*The records*.
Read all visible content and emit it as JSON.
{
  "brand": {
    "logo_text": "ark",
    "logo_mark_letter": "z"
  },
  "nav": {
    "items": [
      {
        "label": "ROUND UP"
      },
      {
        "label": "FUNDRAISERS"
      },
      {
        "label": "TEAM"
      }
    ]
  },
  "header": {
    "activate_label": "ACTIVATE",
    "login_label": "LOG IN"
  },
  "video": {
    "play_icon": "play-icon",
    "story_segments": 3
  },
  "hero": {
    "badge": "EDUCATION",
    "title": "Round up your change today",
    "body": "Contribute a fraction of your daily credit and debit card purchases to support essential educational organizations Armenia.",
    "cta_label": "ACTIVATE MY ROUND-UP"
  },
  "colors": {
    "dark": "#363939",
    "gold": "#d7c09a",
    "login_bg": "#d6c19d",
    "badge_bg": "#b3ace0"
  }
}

*Problem*.
Restate the records, all of them, precisely as written.

*Correct answer*.
Read all visible content and emit it as JSON.
{
  "brand": {
    "logo_text": "ark",
    "logo_mark_letter": "z"
  },
  "nav": {
    "items": [
      {
        "label": "ROUND UP"
      },
      {
        "label": "FUNDRAISERS"
      },
      {
        "label": "TEAM"
      }
    ]
  },
  "header": {
    "activate_label": "ACTIVATE",
    "login_label": "LOG IN"
  },
  "video": {
    "play_icon": "play-icon",
    "story_segments": 3
  },
  "hero": {
    "badge": "EDUCATION",
    "title": "Round up your change today",
    "body": "Contribute a fraction of your daily credit and debit card purchases to support essential educational organizations Armenia.",
    "cta_label": "ACTIVATE MY ROUND-UP"
  },
  "colors": {
    "dark": "#363939",
    "gold": "#d7c09a",
    "login_bg": "#d6c19d",
    "badge_bg": "#b3ace0"
  }
}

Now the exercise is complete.